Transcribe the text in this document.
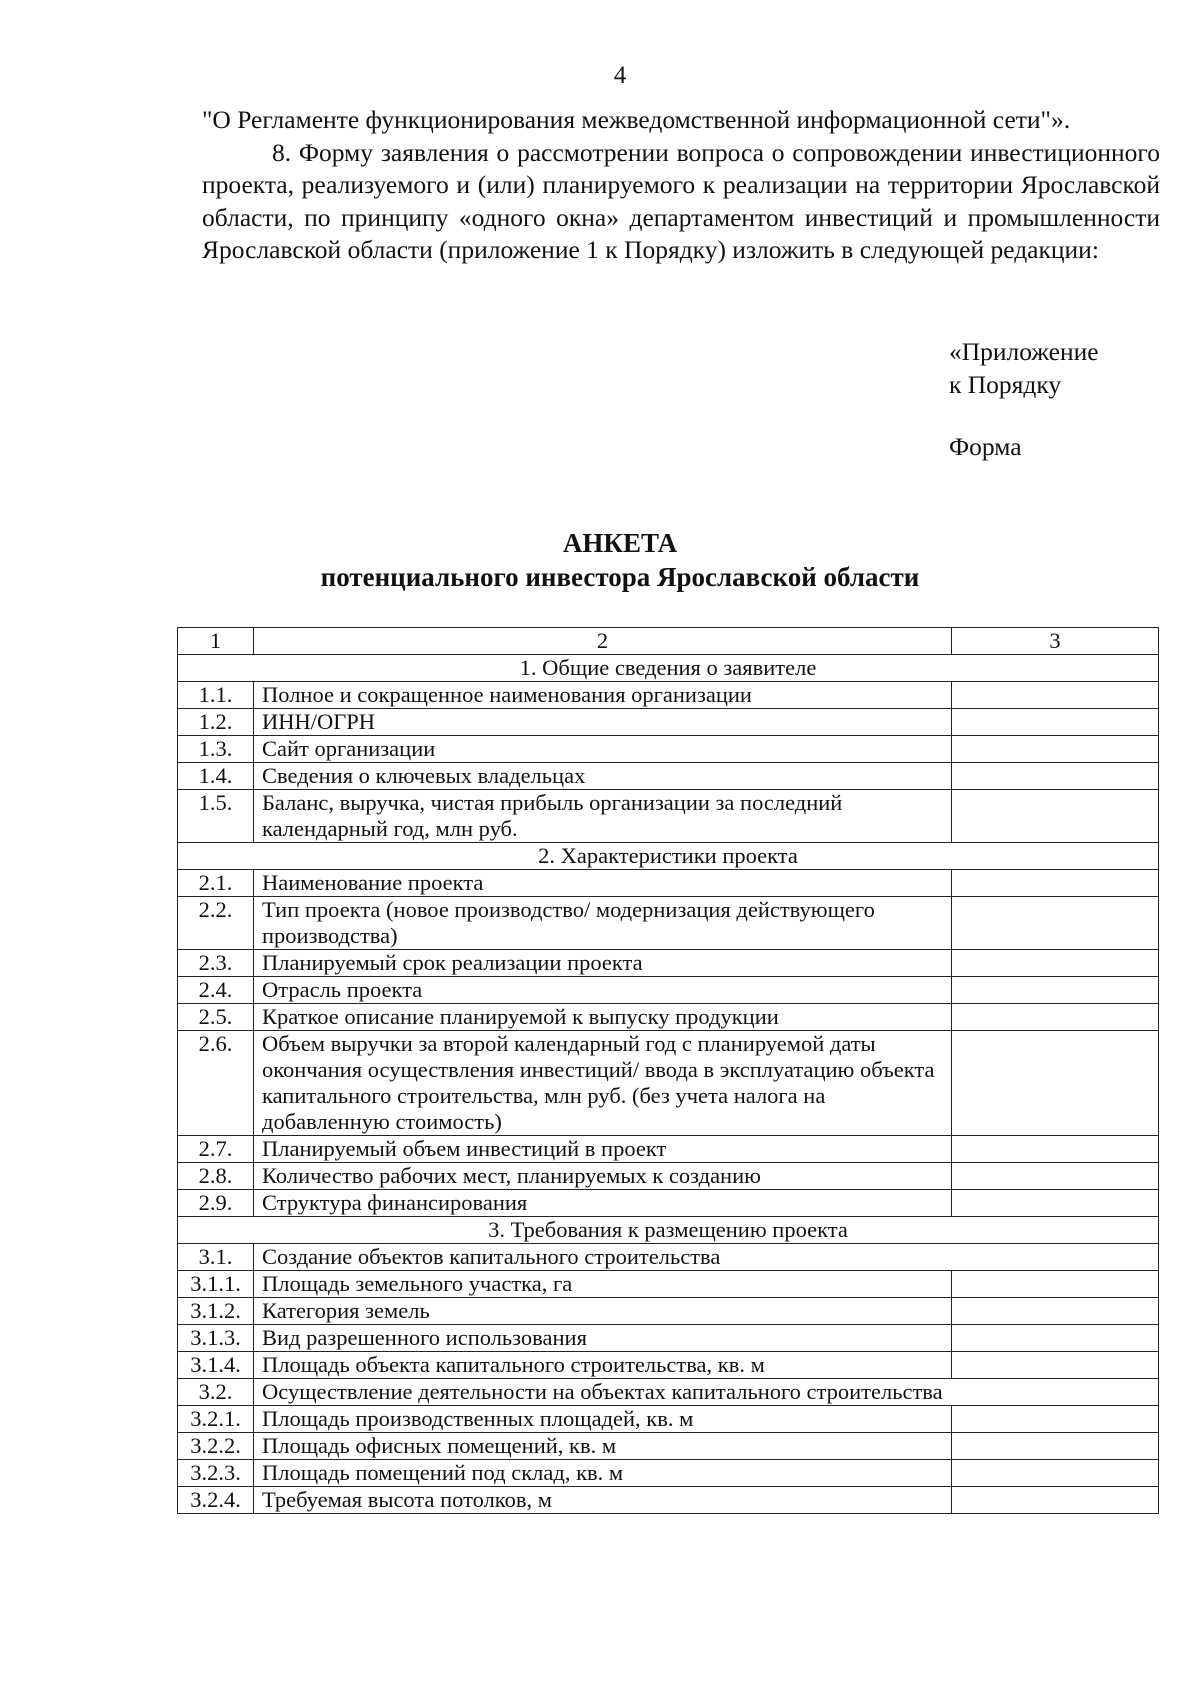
4

"О Регламенте функционирования межведомственной информационной сети"».

8. Форму заявления о рассмотрении вопроса о сопровождении инвестиционного проекта, реализуемого и (или) планируемого к реализации на территории Ярославской области, по принципу «одного окна» департаментом инвестиций и промышленности Ярославской области (приложение 1 к Порядку) изложить в следующей редакции:

«Приложение
к Порядку
Форма
АНКЕТА
потенциального инвестора Ярославской области
1	2	3
1. Общие сведения о заявителе		
1.1.	Полное и сокращенное наименования организации	
1.2.	ИНН/ОГРН	
1.3.	Сайт организации	
1.4.	Сведения о ключевых владельцах	
1.5.	Баланс, выручка, чистая прибыль организации за последний календарный год, млн руб.	
2. Характеристики проекта		
2.1.	Наименование проекта	
2.2.	Тип проекта (новое производство/ модернизация действующего производства)	
2.3.	Планируемый срок реализации проекта	
2.4.	Отрасль проекта	
2.5.	Краткое описание планируемой к выпуску продукции	
2.6.	Объем выручки за второй календарный год с планируемой даты окончания осуществления инвестиций/ ввода в эксплуатацию объекта капитального строительства, млн руб. (без учета налога на добавленную стоимость)	
2.7.	Планируемый объем инвестиций в проект	
2.8.	Количество рабочих мест, планируемых к созданию	
2.9.	Структура финансирования	
3. Требования к размещению проекта		
3.1.	Создание объектов капитального строительства	
3.1.1.	Площадь земельного участка, га	
3.1.2.	Категория земель	
3.1.3.	Вид разрешенного использования	
3.1.4.	Площадь объекта капитального строительства, кв. м	
3.2.	Осуществление деятельности на объектах капитального строительства	
3.2.1.	Площадь производственных площадей, кв. м	
3.2.2.	Площадь офисных помещений, кв. м	
3.2.3.	Площадь помещений под склад, кв. м	
3.2.4.	Требуемая высота потолков, м	
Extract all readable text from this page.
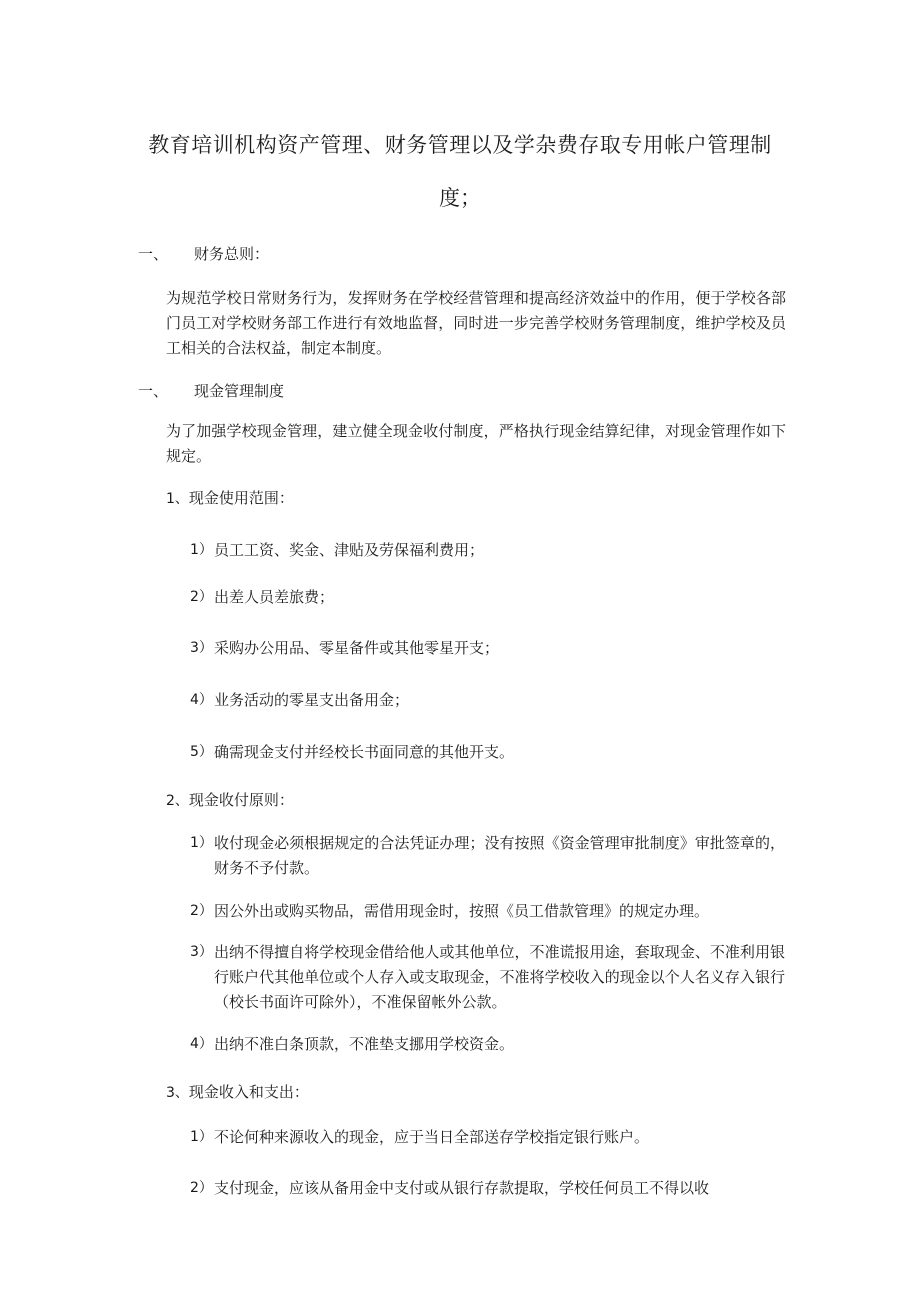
教育培训机构资产管理、财务管理以及学杂费存取专用帐户管理制
度；
一、 财务总则：
为规范学校日常财务行为，发挥财务在学校经营管理和提高经济效益中的作用，便于学校各部门员工对学校财务部工作进行有效地监督，同时进一步完善学校财务管理制度，维护学校及员工相关的合法权益，制定本制度。
一、 现金管理制度
为了加强学校现金管理，建立健全现金收付制度，严格执行现金结算纪律，对现金管理作如下规定。
1、现金使用范围：
1） 员工工资、奖金、津贴及劳保福利费用；
2） 出差人员差旅费；
3） 采购办公用品、零星备件或其他零星开支；
4） 业务活动的零星支出备用金；
5） 确需现金支付并经校长书面同意的其他开支。
2、现金收付原则：
1） 收付现金必须根据规定的合法凭证办理；没有按照《资金管理审批制度》审批签章的，财务不予付款。
2） 因公外出或购买物品，需借用现金时，按照《员工借款管理》的规定办理。
3） 出纳不得擅自将学校现金借给他人或其他单位，不准谎报用途，套取现金、不准利用银行账户代其他单位或个人存入或支取现金，不准将学校收入的现金以个人名义存入银行（校长书面许可除外），不准保留帐外公款。
4） 出纳不准白条顶款，不准垫支挪用学校资金。
3、现金收入和支出：
1） 不论何种来源收入的现金，应于当日全部送存学校指定银行账户。
2） 支付现金，应该从备用金中支付或从银行存款提取，学校任何员工不得以收
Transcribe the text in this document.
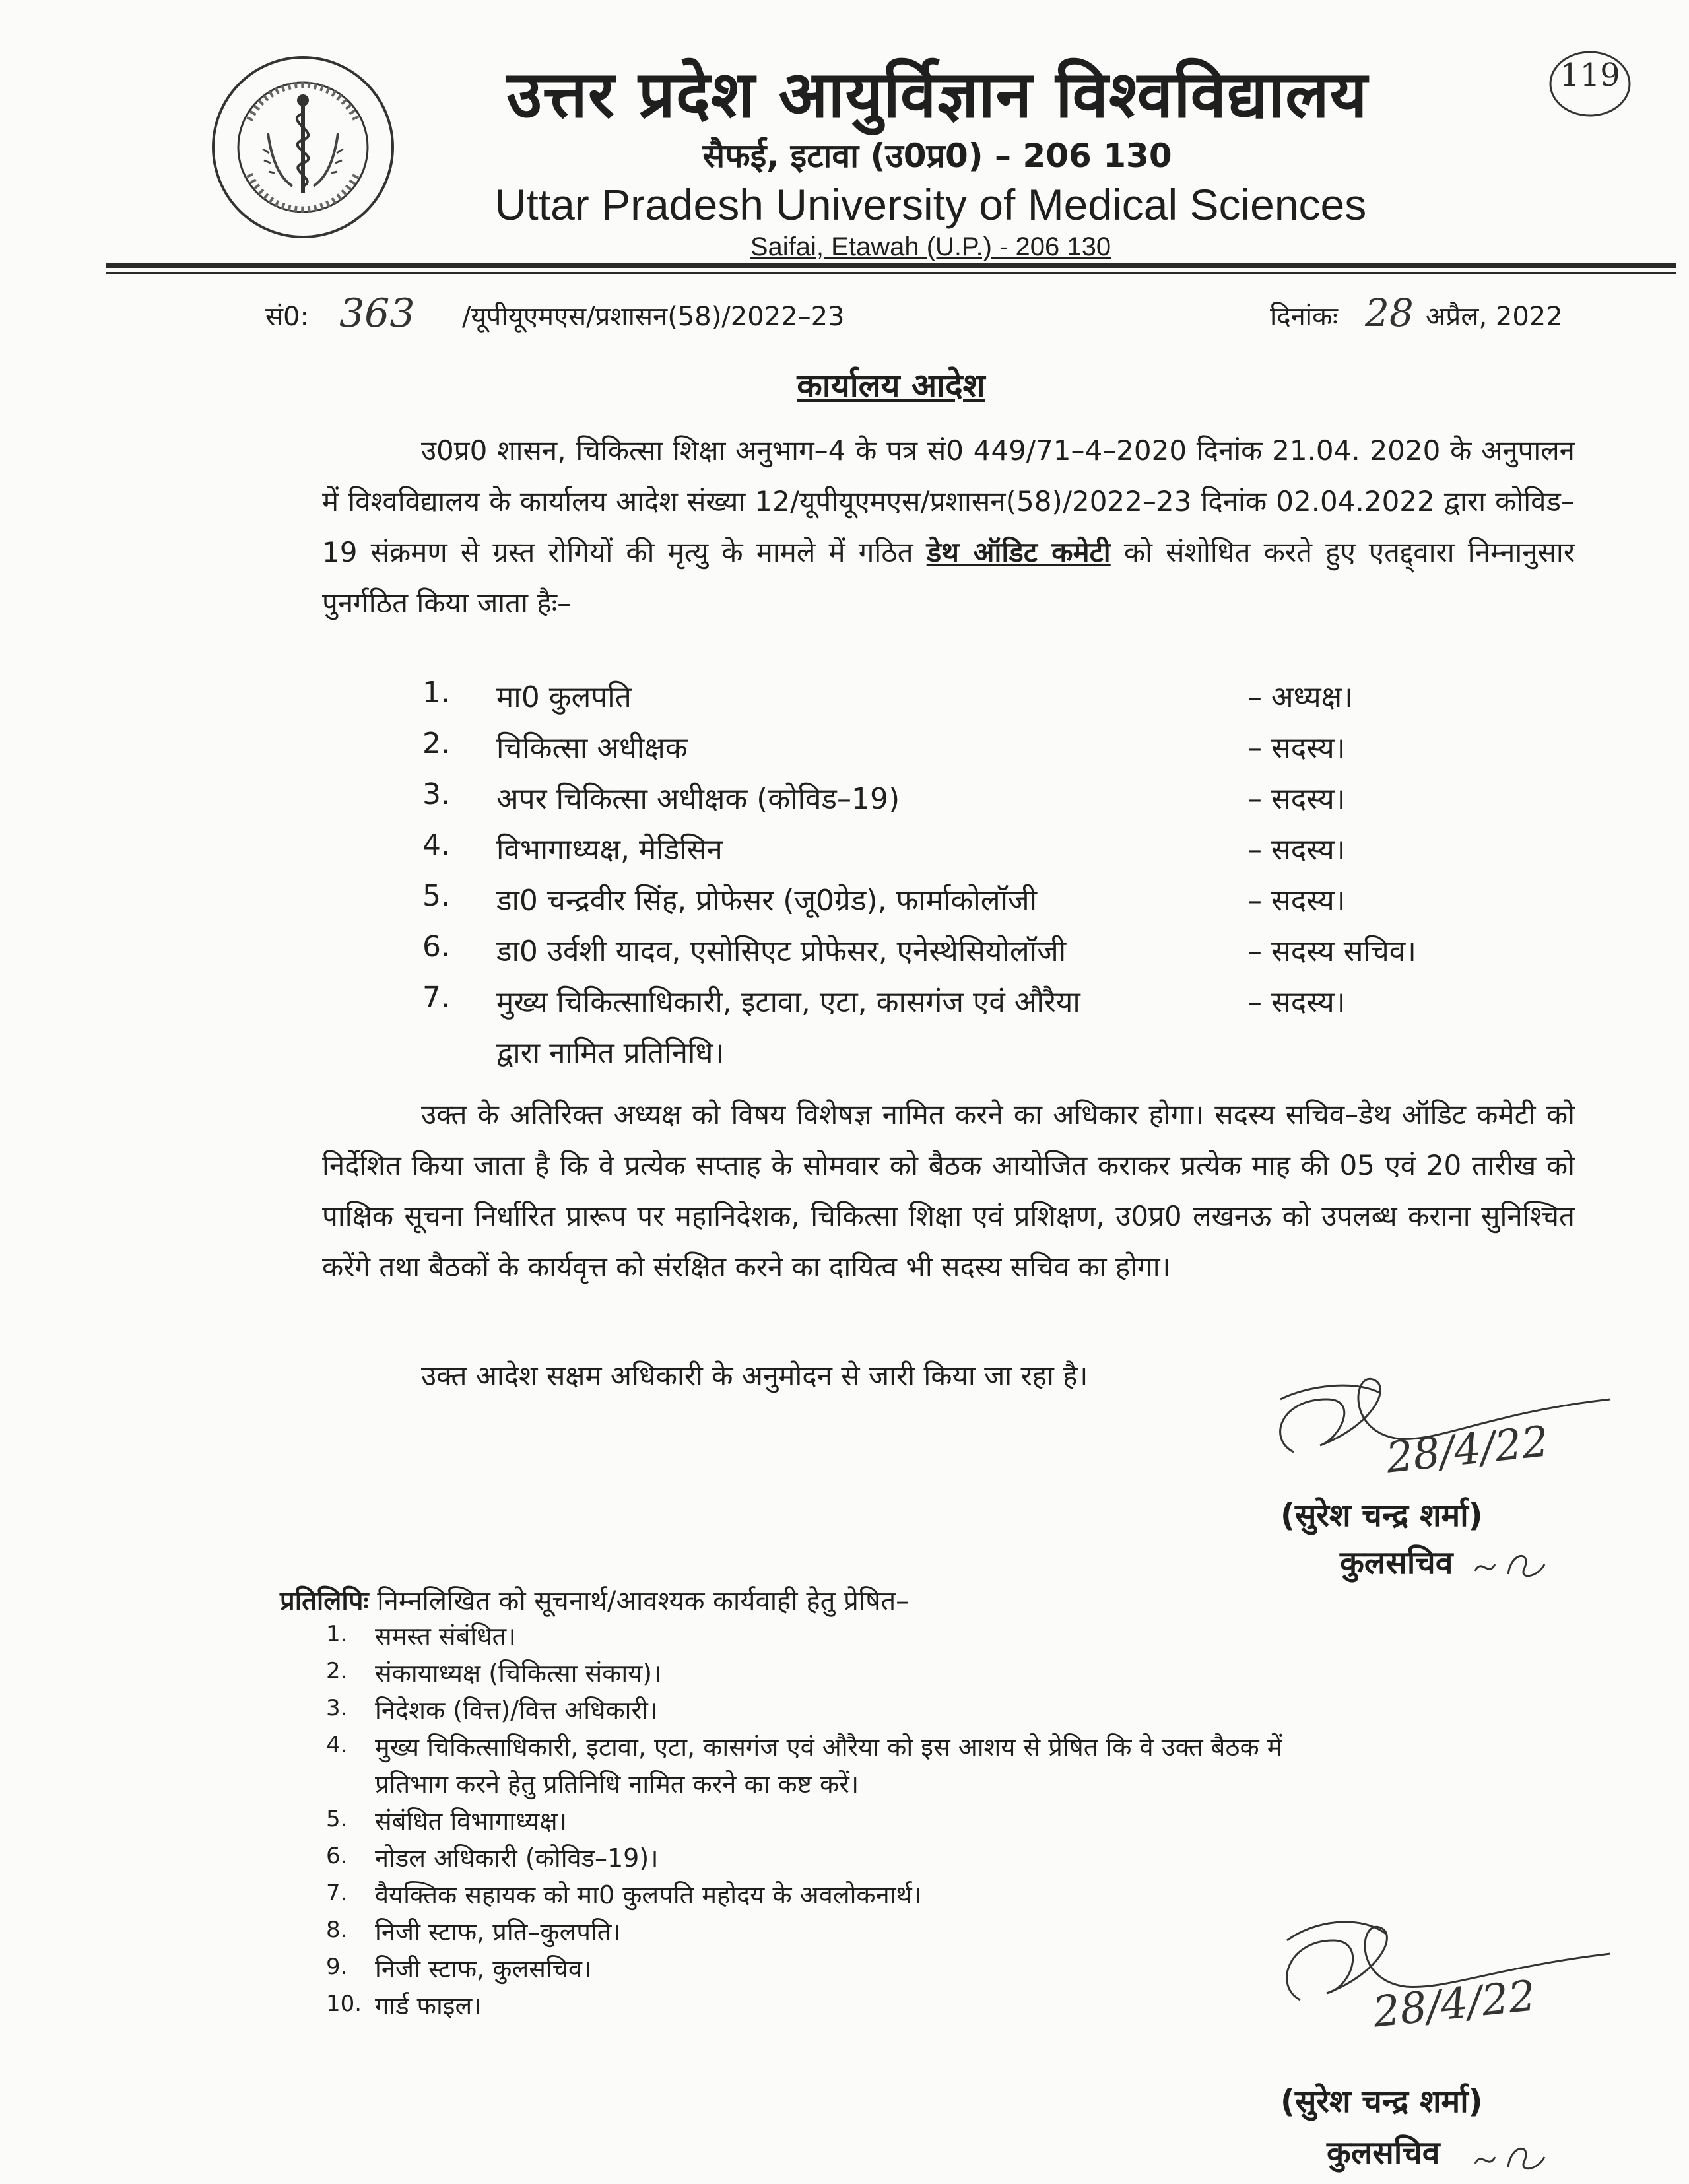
119
उत्तर प्रदेश आयुर्विज्ञान विश्वविद्यालय
सैफई, इटावा (उ0प्र0) – 206 130
Uttar Pradesh University of Medical Sciences
Saifai, Etawah (U.P.) - 206 130
सं0: 363 /यूपीयूएमएस/प्रशासन(58)/2022–23	दिनांकः 28 अप्रैल, 2022
कार्यालय आदेश
उ0प्र0 शासन, चिकित्सा शिक्षा अनुभाग–4 के पत्र सं0 449/71–4–2020 दिनांक 21.04. 2020 के अनुपालन में विश्वविद्यालय के कार्यालय आदेश संख्या 12/यूपीयूएमएस/प्रशासन(58)/2022–23 दिनांक 02.04.2022 द्वारा कोविड–19 संक्रमण से ग्रस्त रोगियों की मृत्यु के मामले में गठित डेथ ऑडिट कमेटी को संशोधित करते हुए एतद्द्वारा निम्नानुसार पुनर्गठित किया जाता हैः–
1.	मा0 कुलपति	– अध्यक्ष।
2.	चिकित्सा अधीक्षक	– सदस्य।
3.	अपर चिकित्सा अधीक्षक (कोविड–19)	– सदस्य।
4.	विभागाध्यक्ष, मेडिसिन	– सदस्य।
5.	डा0 चन्द्रवीर सिंह, प्रोफेसर (जू0ग्रेड), फार्माकोलॉजी	– सदस्य।
6.	डा0 उर्वशी यादव, एसोसिएट प्रोफेसर, एनेस्थेसियोलॉजी	– सदस्य सचिव।
7.	मुख्य चिकित्साधिकारी, इटावा, एटा, कासगंज एवं औरैया	– सदस्य।
द्वारा नामित प्रतिनिधि।
उक्त के अतिरिक्त अध्यक्ष को विषय विशेषज्ञ नामित करने का अधिकार होगा। सदस्य सचिव–डेथ ऑडिट कमेटी को निर्देशित किया जाता है कि वे प्रत्येक सप्ताह के सोमवार को बैठक आयोजित कराकर प्रत्येक माह की 05 एवं 20 तारीख को पाक्षिक सूचना निर्धारित प्रारूप पर महानिदेशक, चिकित्सा शिक्षा एवं प्रशिक्षण, उ0प्र0 लखनऊ को उपलब्ध कराना सुनिश्चित करेंगे तथा बैठकों के कार्यवृत्त को संरक्षित करने का दायित्व भी सदस्य सचिव का होगा।
उक्त आदेश सक्षम अधिकारी के अनुमोदन से जारी किया जा रहा है।
28/4/22
(सुरेश चन्द्र शर्मा)
कुलसचिव
प्रतिलिपिः निम्नलिखित को सूचनार्थ/आवश्यक कार्यवाही हेतु प्रेषित–
1.	समस्त संबंधित।
2.	संकायाध्यक्ष (चिकित्सा संकाय)।
3.	निदेशक (वित्त)/वित्त अधिकारी।
4.	मुख्य चिकित्साधिकारी, इटावा, एटा, कासगंज एवं औरैया को इस आशय से प्रेषित कि वे उक्त बैठक में
प्रतिभाग करने हेतु प्रतिनिधि नामित करने का कष्ट करें।
5.	संबंधित विभागाध्यक्ष।
6.	नोडल अधिकारी (कोविड–19)।
7.	वैयक्तिक सहायक को मा0 कुलपति महोदय के अवलोकनार्थ।
8.	निजी स्टाफ, प्रति–कुलपति।
9.	निजी स्टाफ, कुलसचिव।
10. गार्ड फाइल।	28/4/22
(सुरेश चन्द्र शर्मा)
कुलसचिव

____________________

=== Requirements ===
Copy each line in the data that holds the word "календарный".

=== Solution ===
1.5.	Баланс, выручка, чистая прибыль организации за последний календарный год, млн руб.	
2.6.	Объем выручки за второй календарный год с планируемой даты окончания осуществления инвестиций/ ввода в эксплуатацию объекта капитального строительства, млн руб. (без учета налога на добавленную стоимость)	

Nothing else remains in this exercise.